##### SUPPLIED DATA

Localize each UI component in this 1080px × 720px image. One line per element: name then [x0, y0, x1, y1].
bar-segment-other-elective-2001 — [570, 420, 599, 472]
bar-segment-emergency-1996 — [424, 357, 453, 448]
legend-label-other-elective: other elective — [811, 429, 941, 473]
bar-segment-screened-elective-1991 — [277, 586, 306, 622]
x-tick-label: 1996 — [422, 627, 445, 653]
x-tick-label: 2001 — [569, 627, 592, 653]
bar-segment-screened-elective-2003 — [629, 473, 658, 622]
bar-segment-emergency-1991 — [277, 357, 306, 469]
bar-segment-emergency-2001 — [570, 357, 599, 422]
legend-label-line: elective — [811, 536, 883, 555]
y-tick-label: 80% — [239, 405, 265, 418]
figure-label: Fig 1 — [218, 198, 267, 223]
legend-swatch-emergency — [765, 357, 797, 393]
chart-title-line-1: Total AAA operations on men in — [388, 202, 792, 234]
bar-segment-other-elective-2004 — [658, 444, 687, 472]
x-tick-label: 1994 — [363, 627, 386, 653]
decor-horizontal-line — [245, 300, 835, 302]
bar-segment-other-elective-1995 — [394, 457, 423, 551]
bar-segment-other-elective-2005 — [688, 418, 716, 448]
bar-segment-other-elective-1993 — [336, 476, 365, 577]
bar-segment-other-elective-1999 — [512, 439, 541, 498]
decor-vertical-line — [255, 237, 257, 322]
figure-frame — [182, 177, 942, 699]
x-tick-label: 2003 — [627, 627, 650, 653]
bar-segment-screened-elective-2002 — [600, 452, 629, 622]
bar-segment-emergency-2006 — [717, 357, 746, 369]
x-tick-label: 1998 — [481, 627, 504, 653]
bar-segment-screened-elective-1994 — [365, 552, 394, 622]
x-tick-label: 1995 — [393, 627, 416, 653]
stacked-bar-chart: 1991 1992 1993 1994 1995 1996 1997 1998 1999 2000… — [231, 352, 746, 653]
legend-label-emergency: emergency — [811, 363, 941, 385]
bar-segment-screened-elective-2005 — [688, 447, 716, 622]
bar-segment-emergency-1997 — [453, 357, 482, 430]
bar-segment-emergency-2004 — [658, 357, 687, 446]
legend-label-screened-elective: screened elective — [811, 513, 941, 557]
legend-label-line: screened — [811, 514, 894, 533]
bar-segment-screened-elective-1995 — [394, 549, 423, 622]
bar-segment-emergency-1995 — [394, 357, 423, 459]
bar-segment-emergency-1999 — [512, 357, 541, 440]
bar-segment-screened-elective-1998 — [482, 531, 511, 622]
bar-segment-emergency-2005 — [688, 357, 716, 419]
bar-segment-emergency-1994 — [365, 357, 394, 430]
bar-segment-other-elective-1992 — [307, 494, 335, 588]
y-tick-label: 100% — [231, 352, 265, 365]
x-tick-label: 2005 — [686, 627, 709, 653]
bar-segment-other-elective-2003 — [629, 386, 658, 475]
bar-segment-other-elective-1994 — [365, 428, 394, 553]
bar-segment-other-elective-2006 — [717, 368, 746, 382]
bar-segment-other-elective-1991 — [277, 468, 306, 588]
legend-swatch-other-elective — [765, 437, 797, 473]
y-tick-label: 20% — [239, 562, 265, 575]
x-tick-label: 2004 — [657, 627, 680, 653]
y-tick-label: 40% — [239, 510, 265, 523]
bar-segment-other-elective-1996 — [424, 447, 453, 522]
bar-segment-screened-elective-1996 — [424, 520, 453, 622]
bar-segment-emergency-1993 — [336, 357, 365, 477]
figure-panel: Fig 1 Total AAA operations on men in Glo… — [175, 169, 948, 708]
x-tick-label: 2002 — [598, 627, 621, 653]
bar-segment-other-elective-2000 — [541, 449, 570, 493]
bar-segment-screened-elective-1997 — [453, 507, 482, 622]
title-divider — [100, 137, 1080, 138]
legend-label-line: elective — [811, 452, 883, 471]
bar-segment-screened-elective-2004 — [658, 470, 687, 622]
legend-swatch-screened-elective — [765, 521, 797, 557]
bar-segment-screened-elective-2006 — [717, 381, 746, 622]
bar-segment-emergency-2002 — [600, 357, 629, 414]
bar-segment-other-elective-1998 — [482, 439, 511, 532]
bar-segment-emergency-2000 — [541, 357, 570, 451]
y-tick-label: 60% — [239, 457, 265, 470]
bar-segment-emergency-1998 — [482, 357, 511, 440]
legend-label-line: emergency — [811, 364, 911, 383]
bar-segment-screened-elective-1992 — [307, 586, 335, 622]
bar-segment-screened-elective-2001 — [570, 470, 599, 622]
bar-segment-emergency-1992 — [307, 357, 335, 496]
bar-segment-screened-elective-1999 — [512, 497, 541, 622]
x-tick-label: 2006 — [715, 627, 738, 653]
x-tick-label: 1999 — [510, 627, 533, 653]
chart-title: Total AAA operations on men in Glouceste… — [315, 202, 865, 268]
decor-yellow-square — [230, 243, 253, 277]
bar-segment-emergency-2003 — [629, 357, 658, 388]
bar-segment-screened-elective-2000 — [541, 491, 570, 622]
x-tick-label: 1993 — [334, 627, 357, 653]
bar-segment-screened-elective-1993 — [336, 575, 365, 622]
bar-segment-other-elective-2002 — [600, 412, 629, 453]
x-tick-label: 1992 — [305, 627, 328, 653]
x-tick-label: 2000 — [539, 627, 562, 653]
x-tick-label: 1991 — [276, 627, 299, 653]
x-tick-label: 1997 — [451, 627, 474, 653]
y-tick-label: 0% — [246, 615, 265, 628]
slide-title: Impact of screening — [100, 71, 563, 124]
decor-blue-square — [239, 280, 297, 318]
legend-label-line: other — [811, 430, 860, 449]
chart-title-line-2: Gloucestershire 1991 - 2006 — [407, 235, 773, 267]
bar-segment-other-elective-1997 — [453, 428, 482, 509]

##########

**EXERCISE DETAILS:** How many lines in the items above contain the string "decor", matching case exactly? Reply with the number alone.

**EXERCISE SOLUTION:** 4